*Your instructions*
Below are entries. Pull out all lines containing "TradingView".

*Dataset records*
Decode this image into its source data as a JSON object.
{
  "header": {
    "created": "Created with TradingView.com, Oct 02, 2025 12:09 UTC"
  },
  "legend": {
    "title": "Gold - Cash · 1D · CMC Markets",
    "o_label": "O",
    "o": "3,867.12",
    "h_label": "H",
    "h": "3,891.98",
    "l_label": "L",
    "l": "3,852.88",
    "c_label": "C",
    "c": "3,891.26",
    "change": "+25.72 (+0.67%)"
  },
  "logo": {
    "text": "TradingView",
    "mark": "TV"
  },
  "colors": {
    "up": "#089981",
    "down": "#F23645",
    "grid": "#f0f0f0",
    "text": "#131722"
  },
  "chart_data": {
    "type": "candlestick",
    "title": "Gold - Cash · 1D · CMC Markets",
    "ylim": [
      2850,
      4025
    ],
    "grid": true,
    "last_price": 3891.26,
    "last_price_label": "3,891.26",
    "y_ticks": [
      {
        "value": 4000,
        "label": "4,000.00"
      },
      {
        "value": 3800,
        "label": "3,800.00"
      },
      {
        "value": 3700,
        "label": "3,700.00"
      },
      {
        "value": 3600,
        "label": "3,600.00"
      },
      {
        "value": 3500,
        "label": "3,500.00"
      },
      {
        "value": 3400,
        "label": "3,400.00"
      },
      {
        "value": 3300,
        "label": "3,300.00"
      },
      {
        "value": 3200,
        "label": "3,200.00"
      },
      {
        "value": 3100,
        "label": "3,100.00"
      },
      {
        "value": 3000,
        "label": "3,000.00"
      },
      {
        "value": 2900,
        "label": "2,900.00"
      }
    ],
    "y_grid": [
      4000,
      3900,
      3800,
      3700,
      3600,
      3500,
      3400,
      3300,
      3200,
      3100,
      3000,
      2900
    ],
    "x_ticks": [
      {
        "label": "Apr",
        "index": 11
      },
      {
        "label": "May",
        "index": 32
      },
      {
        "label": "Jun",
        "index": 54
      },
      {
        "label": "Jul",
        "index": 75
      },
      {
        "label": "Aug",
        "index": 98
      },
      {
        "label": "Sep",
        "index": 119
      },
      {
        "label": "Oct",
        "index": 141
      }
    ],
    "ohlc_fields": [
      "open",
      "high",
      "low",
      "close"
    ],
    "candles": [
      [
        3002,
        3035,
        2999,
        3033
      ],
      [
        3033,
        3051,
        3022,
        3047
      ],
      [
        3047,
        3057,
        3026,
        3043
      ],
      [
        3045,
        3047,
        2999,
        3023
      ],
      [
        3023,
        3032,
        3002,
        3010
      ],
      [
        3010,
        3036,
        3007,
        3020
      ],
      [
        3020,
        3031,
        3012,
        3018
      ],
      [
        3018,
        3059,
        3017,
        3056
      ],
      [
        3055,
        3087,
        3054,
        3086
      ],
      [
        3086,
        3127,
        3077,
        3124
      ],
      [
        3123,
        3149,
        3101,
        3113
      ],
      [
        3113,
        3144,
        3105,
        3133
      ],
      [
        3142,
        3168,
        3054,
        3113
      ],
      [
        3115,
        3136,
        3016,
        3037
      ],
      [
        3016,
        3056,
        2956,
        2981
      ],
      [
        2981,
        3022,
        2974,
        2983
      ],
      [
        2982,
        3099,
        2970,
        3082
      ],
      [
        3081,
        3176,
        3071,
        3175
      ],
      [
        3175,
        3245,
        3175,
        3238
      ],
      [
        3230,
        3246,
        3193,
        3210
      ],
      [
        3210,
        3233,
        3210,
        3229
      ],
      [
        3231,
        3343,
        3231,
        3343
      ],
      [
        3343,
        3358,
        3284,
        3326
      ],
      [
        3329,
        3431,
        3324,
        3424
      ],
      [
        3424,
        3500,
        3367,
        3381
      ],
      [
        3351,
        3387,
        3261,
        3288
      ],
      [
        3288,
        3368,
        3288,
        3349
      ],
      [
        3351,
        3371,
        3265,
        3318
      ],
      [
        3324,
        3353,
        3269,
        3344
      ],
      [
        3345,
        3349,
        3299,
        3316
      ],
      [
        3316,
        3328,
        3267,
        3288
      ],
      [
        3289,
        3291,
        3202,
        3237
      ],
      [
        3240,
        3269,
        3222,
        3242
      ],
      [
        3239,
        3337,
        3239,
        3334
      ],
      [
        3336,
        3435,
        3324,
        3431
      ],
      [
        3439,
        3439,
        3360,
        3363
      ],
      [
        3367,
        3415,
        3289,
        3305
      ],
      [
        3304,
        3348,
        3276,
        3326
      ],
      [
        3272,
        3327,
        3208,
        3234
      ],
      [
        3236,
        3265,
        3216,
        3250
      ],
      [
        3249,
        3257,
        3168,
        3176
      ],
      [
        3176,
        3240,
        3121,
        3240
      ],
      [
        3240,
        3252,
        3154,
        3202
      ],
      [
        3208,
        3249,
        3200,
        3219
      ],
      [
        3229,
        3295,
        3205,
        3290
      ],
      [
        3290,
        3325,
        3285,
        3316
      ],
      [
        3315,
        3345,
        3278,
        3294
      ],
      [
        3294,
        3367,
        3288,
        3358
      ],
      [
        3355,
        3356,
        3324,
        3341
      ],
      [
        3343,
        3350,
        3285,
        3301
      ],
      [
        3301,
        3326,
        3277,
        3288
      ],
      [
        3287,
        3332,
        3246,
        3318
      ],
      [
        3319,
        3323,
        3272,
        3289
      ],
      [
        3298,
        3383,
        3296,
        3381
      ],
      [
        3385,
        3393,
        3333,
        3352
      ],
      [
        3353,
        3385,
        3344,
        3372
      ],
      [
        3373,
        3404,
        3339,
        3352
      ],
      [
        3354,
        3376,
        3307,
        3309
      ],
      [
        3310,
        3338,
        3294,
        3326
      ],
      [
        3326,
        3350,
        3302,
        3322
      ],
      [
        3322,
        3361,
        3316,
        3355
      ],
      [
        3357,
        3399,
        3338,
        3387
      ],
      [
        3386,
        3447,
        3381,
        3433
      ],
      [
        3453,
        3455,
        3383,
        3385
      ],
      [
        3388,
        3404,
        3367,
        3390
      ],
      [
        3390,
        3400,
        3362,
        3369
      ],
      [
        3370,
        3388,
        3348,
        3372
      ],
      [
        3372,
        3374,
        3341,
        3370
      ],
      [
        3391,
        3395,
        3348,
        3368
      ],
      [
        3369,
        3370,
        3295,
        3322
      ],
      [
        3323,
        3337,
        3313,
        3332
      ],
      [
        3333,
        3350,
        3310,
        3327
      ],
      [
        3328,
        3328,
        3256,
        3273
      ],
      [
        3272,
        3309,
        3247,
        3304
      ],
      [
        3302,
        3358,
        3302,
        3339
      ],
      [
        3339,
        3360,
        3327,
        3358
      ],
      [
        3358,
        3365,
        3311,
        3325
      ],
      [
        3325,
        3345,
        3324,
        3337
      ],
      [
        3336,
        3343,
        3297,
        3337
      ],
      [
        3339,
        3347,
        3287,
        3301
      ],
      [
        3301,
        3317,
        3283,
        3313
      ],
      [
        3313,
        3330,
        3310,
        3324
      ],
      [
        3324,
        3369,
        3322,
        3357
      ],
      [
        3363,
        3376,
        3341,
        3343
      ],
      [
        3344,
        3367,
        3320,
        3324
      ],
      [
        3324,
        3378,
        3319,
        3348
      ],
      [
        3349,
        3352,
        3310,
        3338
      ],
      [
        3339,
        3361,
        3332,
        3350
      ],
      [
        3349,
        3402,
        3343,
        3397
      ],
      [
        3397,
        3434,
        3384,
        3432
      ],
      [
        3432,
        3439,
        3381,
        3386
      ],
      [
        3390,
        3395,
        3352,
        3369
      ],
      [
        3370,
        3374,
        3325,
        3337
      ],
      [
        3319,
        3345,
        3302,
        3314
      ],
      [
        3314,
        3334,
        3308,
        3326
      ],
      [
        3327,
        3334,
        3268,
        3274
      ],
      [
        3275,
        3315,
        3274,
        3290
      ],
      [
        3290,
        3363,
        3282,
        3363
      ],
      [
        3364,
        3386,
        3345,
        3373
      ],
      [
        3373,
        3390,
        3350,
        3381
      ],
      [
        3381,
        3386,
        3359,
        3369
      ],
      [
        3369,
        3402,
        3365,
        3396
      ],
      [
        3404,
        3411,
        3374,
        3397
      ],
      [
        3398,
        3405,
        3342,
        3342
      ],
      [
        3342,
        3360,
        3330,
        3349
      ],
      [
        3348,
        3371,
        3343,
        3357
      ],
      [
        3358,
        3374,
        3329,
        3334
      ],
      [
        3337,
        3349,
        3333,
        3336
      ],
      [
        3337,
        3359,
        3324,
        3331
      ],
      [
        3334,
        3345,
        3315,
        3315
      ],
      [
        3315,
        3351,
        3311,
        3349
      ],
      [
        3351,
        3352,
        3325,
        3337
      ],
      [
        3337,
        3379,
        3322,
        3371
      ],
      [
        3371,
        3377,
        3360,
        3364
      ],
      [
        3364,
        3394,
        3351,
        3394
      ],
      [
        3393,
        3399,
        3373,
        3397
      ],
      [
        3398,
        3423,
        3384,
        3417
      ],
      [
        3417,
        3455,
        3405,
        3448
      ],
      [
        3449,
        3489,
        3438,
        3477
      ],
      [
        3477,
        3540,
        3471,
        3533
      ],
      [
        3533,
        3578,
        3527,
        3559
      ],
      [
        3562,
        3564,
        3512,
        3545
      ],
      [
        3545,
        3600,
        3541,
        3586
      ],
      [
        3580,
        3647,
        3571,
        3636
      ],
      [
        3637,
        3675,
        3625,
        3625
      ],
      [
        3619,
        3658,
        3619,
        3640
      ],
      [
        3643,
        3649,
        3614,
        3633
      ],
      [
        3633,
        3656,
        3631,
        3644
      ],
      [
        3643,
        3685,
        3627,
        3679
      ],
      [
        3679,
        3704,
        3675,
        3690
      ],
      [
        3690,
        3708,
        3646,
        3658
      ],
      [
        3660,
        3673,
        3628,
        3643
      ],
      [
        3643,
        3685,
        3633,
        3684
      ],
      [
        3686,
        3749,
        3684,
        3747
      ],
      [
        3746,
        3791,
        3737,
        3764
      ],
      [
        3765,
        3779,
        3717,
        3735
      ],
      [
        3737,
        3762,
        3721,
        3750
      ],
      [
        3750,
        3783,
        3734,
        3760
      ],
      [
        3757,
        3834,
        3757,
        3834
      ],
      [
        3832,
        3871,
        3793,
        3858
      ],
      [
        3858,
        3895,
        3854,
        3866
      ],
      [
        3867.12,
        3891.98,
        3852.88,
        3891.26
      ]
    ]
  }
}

*Written reply*
    "created": "Created with TradingView.com, Oct 02, 2025 12:09 UTC"
    "text": "TradingView",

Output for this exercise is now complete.